### Challenge
Narrow the data below down to the lines containing "display".

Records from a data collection
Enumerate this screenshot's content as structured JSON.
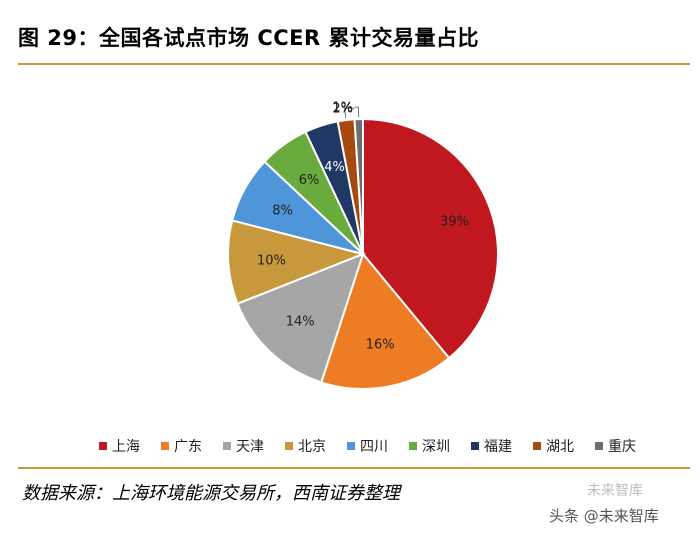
{
  "figure": {
    "title": "图 29：全国各试点市场 CCER 累计交易量占比",
    "source": "数据来源：上海环境能源交易所，西南证券整理",
    "watermark": "头条 @未来智库",
    "watermark_logo": "未来智库"
  },
  "chart_data": {
    "type": "pie",
    "title": "",
    "legend_position": "bottom",
    "start": "12 o'clock, clockwise",
    "slices": [
      {
        "label": "上海",
        "value": 39,
        "display": "39%",
        "color": "#c0181e"
      },
      {
        "label": "广东",
        "value": 16,
        "display": "16%",
        "color": "#ee7c25"
      },
      {
        "label": "天津",
        "value": 14,
        "display": "14%",
        "color": "#a6a6a6"
      },
      {
        "label": "北京",
        "value": 10,
        "display": "10%",
        "color": "#c8993c"
      },
      {
        "label": "四川",
        "value": 8,
        "display": "8%",
        "color": "#4e95d9"
      },
      {
        "label": "深圳",
        "value": 6,
        "display": "6%",
        "color": "#6aab3d"
      },
      {
        "label": "福建",
        "value": 4,
        "display": "4%",
        "color": "#203864"
      },
      {
        "label": "湖北",
        "value": 2,
        "display": "2%",
        "color": "#a84a10"
      },
      {
        "label": "重庆",
        "value": 1,
        "display": "1%",
        "color": "#6d6d6d"
      }
    ]
  }
}
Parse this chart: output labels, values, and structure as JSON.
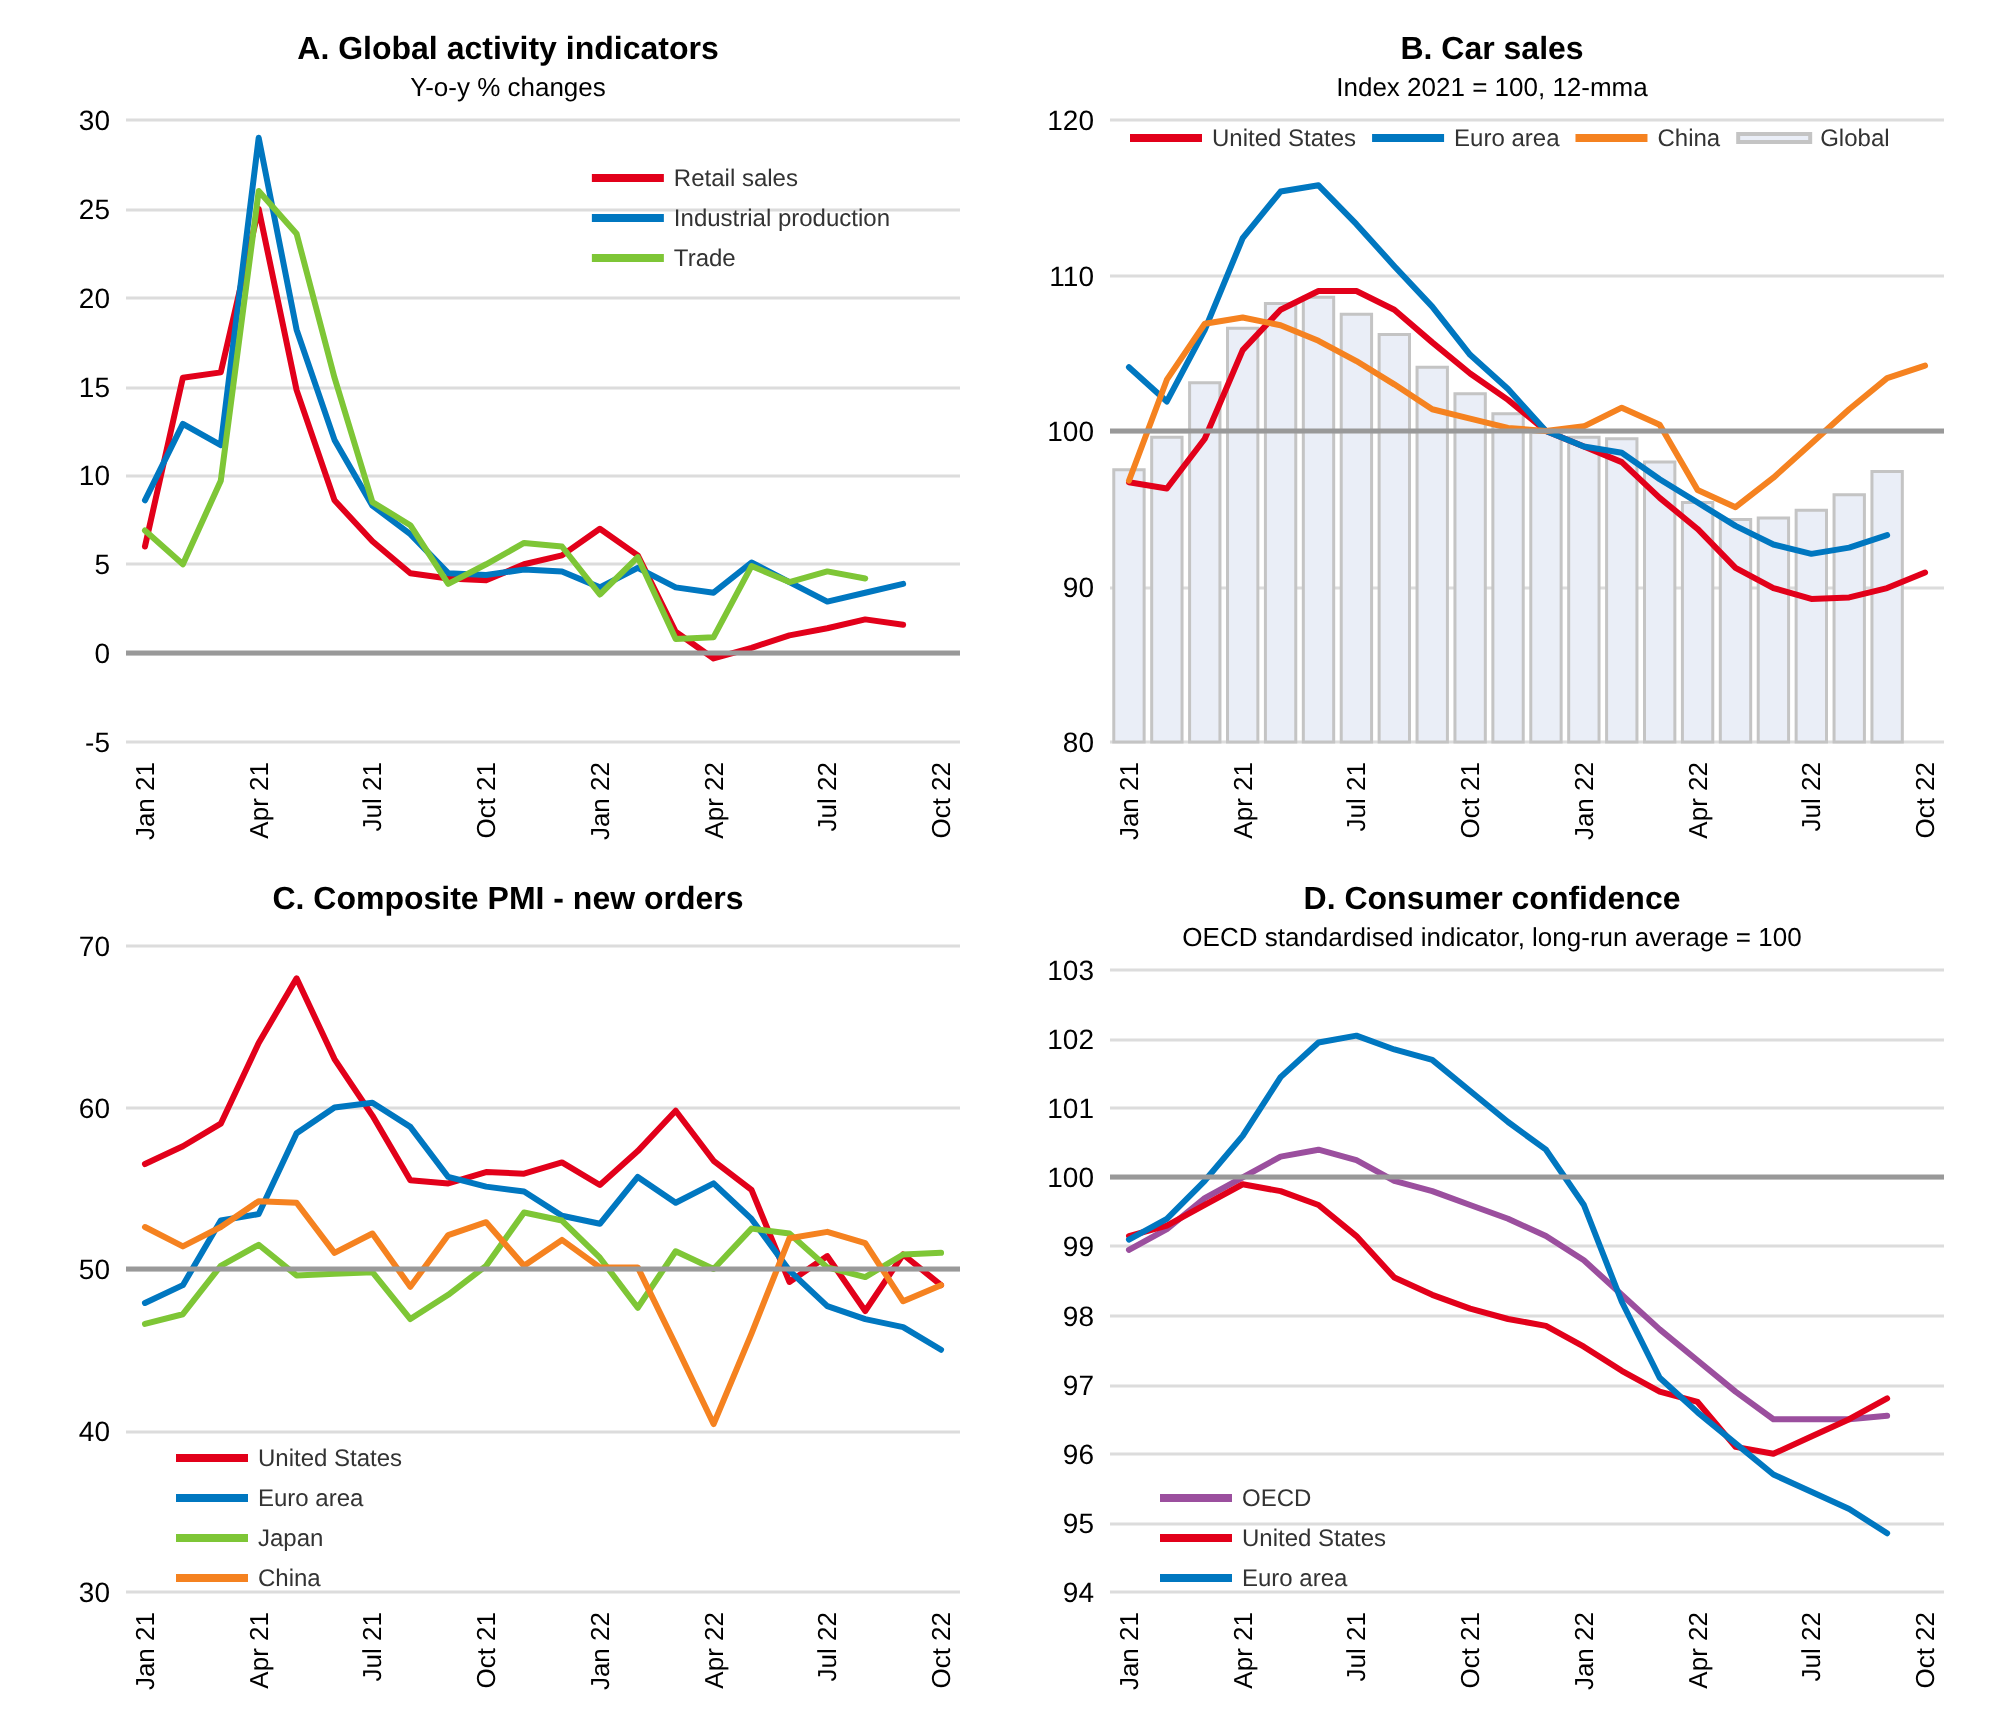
{
  "chart_data": [
    {
      "type": "line",
      "title": "A. Global activity indicators",
      "subtitle": "Y-o-y % changes",
      "categories": [
        "Jan 21",
        null,
        null,
        "Apr 21",
        null,
        null,
        "Jul 21",
        null,
        null,
        "Oct 21",
        null,
        null,
        "Jan 22",
        null,
        null,
        "Apr 22",
        null,
        null,
        "Jul 22",
        null,
        null,
        "Oct 22"
      ],
      "ylim": [
        -5,
        30
      ],
      "yticks": [
        -5,
        0,
        5,
        10,
        15,
        20,
        25,
        30
      ],
      "grid": "y",
      "legend": "top right",
      "marker": "none",
      "ref_lines": [
        {
          "axis": "y",
          "value": 0,
          "color": "#999999"
        }
      ],
      "series": [
        {
          "name": "Retail sales",
          "color": "#e2001a",
          "values": [
            6,
            15.5,
            15.8,
            25,
            14.8,
            8.6,
            6.3,
            4.5,
            4.2,
            4.1,
            5,
            5.5,
            7,
            5.5,
            1.2,
            -0.3,
            0.3,
            1,
            1.4,
            1.9,
            1.6,
            null
          ]
        },
        {
          "name": "Industrial production",
          "color": "#0077c0",
          "values": [
            8.6,
            12.9,
            11.7,
            29,
            18.2,
            12,
            8.3,
            6.7,
            4.5,
            4.4,
            4.7,
            4.6,
            3.7,
            4.8,
            3.7,
            3.4,
            5.1,
            4,
            2.9,
            3.4,
            3.9,
            null
          ]
        },
        {
          "name": "Trade",
          "color": "#7ec636",
          "values": [
            6.9,
            5,
            9.7,
            26,
            23.6,
            15.5,
            8.5,
            7.2,
            3.9,
            5,
            6.2,
            6,
            3.3,
            5.4,
            0.8,
            0.9,
            4.9,
            4,
            4.6,
            4.2,
            null,
            null
          ]
        }
      ]
    },
    {
      "type": "line",
      "title": "B. Car sales",
      "subtitle": "Index 2021 = 100, 12-mma",
      "categories": [
        "Jan 21",
        null,
        null,
        "Apr 21",
        null,
        null,
        "Jul 21",
        null,
        null,
        "Oct 21",
        null,
        null,
        "Jan 22",
        null,
        null,
        "Apr 22",
        null,
        null,
        "Jul 22",
        null,
        null,
        "Oct 22"
      ],
      "ylim": [
        80,
        120
      ],
      "yticks": [
        80,
        90,
        100,
        110,
        120
      ],
      "grid": "y",
      "legend": "top",
      "marker": "none",
      "ref_lines": [
        {
          "axis": "y",
          "value": 100,
          "color": "#999999"
        }
      ],
      "series": [
        {
          "name": "United States",
          "color": "#e2001a",
          "values": [
            96.7,
            96.3,
            99.5,
            105.2,
            107.8,
            109,
            109,
            107.8,
            105.7,
            103.7,
            102,
            100,
            99,
            98,
            95.7,
            93.7,
            91.2,
            89.9,
            89.2,
            89.3,
            89.9,
            90.9
          ]
        },
        {
          "name": "Euro area",
          "color": "#0077c0",
          "values": [
            104.1,
            101.9,
            106.5,
            112.4,
            115.4,
            115.8,
            113.3,
            110.6,
            108,
            104.9,
            102.7,
            100,
            99,
            98.6,
            96.9,
            95.4,
            93.9,
            92.7,
            92.1,
            92.5,
            93.3,
            null
          ]
        },
        {
          "name": "China",
          "color": "#f58220",
          "values": [
            96.8,
            103.3,
            106.9,
            107.3,
            106.8,
            105.8,
            104.5,
            103,
            101.4,
            100.8,
            100.2,
            100,
            100.3,
            101.5,
            100.4,
            96.2,
            95.1,
            97,
            99.2,
            101.4,
            103.4,
            104.2
          ]
        },
        {
          "name": "Global",
          "type": "bar",
          "color": "#eaeef7",
          "values": [
            97.6,
            99.7,
            103.2,
            106.7,
            108.3,
            108.7,
            107.6,
            106.3,
            104.2,
            102.5,
            101.2,
            100,
            99.7,
            99.6,
            98.1,
            95.5,
            94.4,
            94.5,
            95,
            96,
            97.5,
            null
          ]
        }
      ]
    },
    {
      "type": "line",
      "title": "C. Composite PMI - new orders",
      "categories": [
        "Jan 21",
        null,
        null,
        "Apr 21",
        null,
        null,
        "Jul 21",
        null,
        null,
        "Oct 21",
        null,
        null,
        "Jan 22",
        null,
        null,
        "Apr 22",
        null,
        null,
        "Jul 22",
        null,
        null,
        "Oct 22"
      ],
      "ylim": [
        30,
        70
      ],
      "yticks": [
        30,
        40,
        50,
        60,
        70
      ],
      "grid": "y",
      "legend": "bottom left",
      "marker": "none",
      "ref_lines": [
        {
          "axis": "y",
          "value": 50,
          "color": "#999999"
        }
      ],
      "series": [
        {
          "name": "United States",
          "color": "#e2001a",
          "values": [
            56.5,
            57.6,
            59,
            64,
            68,
            63,
            59.5,
            55.5,
            55.3,
            56,
            55.9,
            56.6,
            55.2,
            57.3,
            59.8,
            56.7,
            54.9,
            49.2,
            50.8,
            47.4,
            50.9,
            49
          ]
        },
        {
          "name": "Euro area",
          "color": "#0077c0",
          "values": [
            47.9,
            49,
            53,
            53.4,
            58.4,
            60,
            60.3,
            58.8,
            55.7,
            55.1,
            54.8,
            53.3,
            52.8,
            55.7,
            54.1,
            55.3,
            53.1,
            49.9,
            47.7,
            46.9,
            46.4,
            45
          ]
        },
        {
          "name": "Japan",
          "color": "#7ec636",
          "values": [
            46.6,
            47.2,
            50.2,
            51.5,
            49.6,
            49.7,
            49.8,
            46.9,
            48.4,
            50.2,
            53.5,
            53,
            50.7,
            47.6,
            51.1,
            50,
            52.5,
            52.2,
            50.1,
            49.5,
            50.9,
            51
          ]
        },
        {
          "name": "China",
          "color": "#f58220",
          "values": [
            52.6,
            51.4,
            52.6,
            54.2,
            54.1,
            51,
            52.2,
            48.9,
            52.1,
            52.9,
            50.2,
            51.8,
            50.1,
            50.1,
            45.3,
            40.4,
            46,
            51.9,
            52.3,
            51.6,
            48,
            49
          ]
        }
      ]
    },
    {
      "type": "line",
      "title": "D. Consumer confidence",
      "subtitle": "OECD standardised indicator, long-run average = 100",
      "categories": [
        "Jan 21",
        null,
        null,
        "Apr 21",
        null,
        null,
        "Jul 21",
        null,
        null,
        "Oct 21",
        null,
        null,
        "Jan 22",
        null,
        null,
        "Apr 22",
        null,
        null,
        "Jul 22",
        null,
        null,
        "Oct 22"
      ],
      "ylim": [
        94,
        103
      ],
      "yticks": [
        94,
        95,
        96,
        97,
        98,
        99,
        100,
        101,
        102,
        103
      ],
      "grid": "y",
      "legend": "bottom left",
      "marker": "none",
      "ref_lines": [
        {
          "axis": "y",
          "value": 100,
          "color": "#999999"
        }
      ],
      "series": [
        {
          "name": "OECD",
          "color": "#9b4f9e",
          "values": [
            98.95,
            99.25,
            99.7,
            100,
            100.3,
            100.4,
            100.25,
            99.95,
            99.8,
            99.6,
            99.4,
            99.15,
            98.8,
            98.3,
            97.8,
            97.35,
            96.9,
            96.5,
            96.5,
            96.5,
            96.55,
            null
          ]
        },
        {
          "name": "United States",
          "color": "#e2001a",
          "values": [
            99.15,
            99.3,
            99.6,
            99.9,
            99.8,
            99.6,
            99.15,
            98.55,
            98.3,
            98.1,
            97.95,
            97.85,
            97.55,
            97.2,
            96.9,
            96.75,
            96.1,
            96,
            96.25,
            96.5,
            96.8,
            null
          ]
        },
        {
          "name": "Euro area",
          "color": "#0077c0",
          "values": [
            99.1,
            99.4,
            99.95,
            100.6,
            101.45,
            101.95,
            102.05,
            101.85,
            101.7,
            101.25,
            100.8,
            100.4,
            99.6,
            98.2,
            97.1,
            96.6,
            96.15,
            95.7,
            95.45,
            95.2,
            94.85,
            null
          ]
        }
      ]
    }
  ]
}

### Correct response
        "display": "39%",
        "display": "16%",
        "display": "14%",
        "display": "10%",
        "display": "8%",
        "display": "6%",
        "display": "4%",
        "display": "2%",
        "display": "1%",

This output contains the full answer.